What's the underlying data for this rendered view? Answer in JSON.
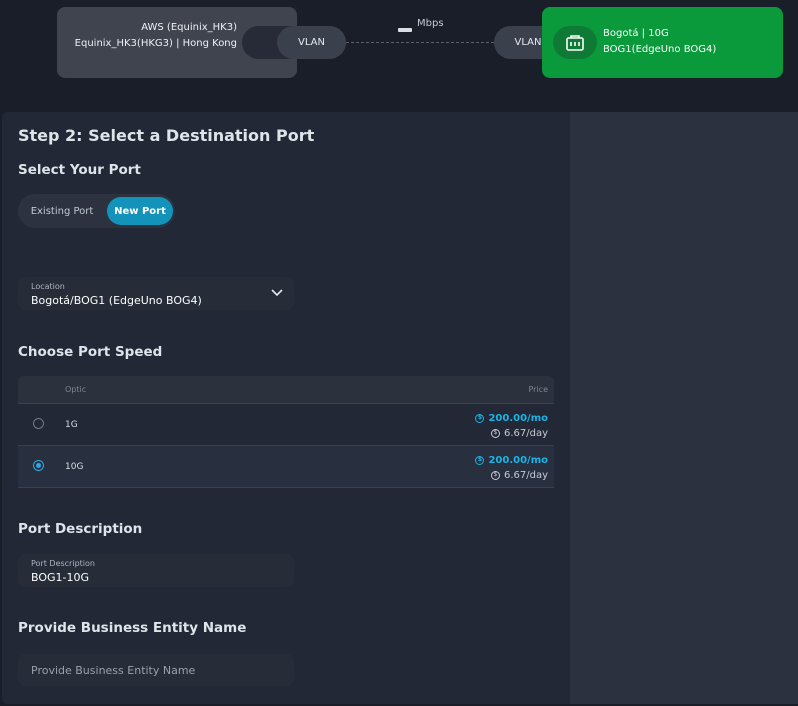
{
  "connection": {
    "source": {
      "line1": "AWS (Equinix_HK3)",
      "line2": "Equinix_HK3(HKG3) | Hong Kong"
    },
    "vlan_left": "VLAN",
    "vlan_right": "VLAN",
    "bandwidth_unit": "Mbps",
    "destination": {
      "line1": "Bogotá | 10G",
      "line2": "BOG1(EdgeUno BOG4)",
      "icon": "building-icon"
    },
    "colors": {
      "destination_card": "#0a9a3c",
      "source_card": "#3f444f"
    }
  },
  "step_title": "Step 2: Select a Destination Port",
  "select_port": {
    "heading": "Select Your Port",
    "existing_label": "Existing Port",
    "new_label": "New Port",
    "selected": "New Port",
    "accent": "#1392ba"
  },
  "location": {
    "label": "Location",
    "value": "Bogotá/BOG1 (EdgeUno BOG4)"
  },
  "port_speed": {
    "heading": "Choose Port Speed",
    "columns": {
      "optic": "Optic",
      "price": "Price"
    },
    "rows": [
      {
        "optic": "1G",
        "monthly": "200.00/mo",
        "daily": "6.67/day",
        "selected": false
      },
      {
        "optic": "10G",
        "monthly": "200.00/mo",
        "daily": "6.67/day",
        "selected": true
      }
    ]
  },
  "port_description": {
    "heading": "Port Description",
    "label": "Port Description",
    "value": "BOG1-10G"
  },
  "business_entity": {
    "heading": "Provide Business Entity Name",
    "placeholder": "Provide Business Entity Name"
  }
}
::::::::::
• What to work on
Transcribe the records above exactly, omitting every picture they contain.

• Result
What's the underlying data for this rendered view? Answer in JSON.
{
  "connection": {
    "source": {
      "line1": "AWS (Equinix_HK3)",
      "line2": "Equinix_HK3(HKG3) | Hong Kong"
    },
    "vlan_left": "VLAN",
    "vlan_right": "VLAN",
    "bandwidth_unit": "Mbps",
    "destination": {
      "line1": "Bogotá | 10G",
      "line2": "BOG1(EdgeUno BOG4)",
      "icon": "building-icon"
    },
    "colors": {
      "destination_card": "#0a9a3c",
      "source_card": "#3f444f"
    }
  },
  "step_title": "Step 2: Select a Destination Port",
  "select_port": {
    "heading": "Select Your Port",
    "existing_label": "Existing Port",
    "new_label": "New Port",
    "selected": "New Port",
    "accent": "#1392ba"
  },
  "location": {
    "label": "Location",
    "value": "Bogotá/BOG1 (EdgeUno BOG4)"
  },
  "port_speed": {
    "heading": "Choose Port Speed",
    "columns": {
      "optic": "Optic",
      "price": "Price"
    },
    "rows": [
      {
        "optic": "1G",
        "monthly": "200.00/mo",
        "daily": "6.67/day",
        "selected": false
      },
      {
        "optic": "10G",
        "monthly": "200.00/mo",
        "daily": "6.67/day",
        "selected": true
      }
    ]
  },
  "port_description": {
    "heading": "Port Description",
    "label": "Port Description",
    "value": "BOG1-10G"
  },
  "business_entity": {
    "heading": "Provide Business Entity Name",
    "placeholder": "Provide Business Entity Name"
  }
}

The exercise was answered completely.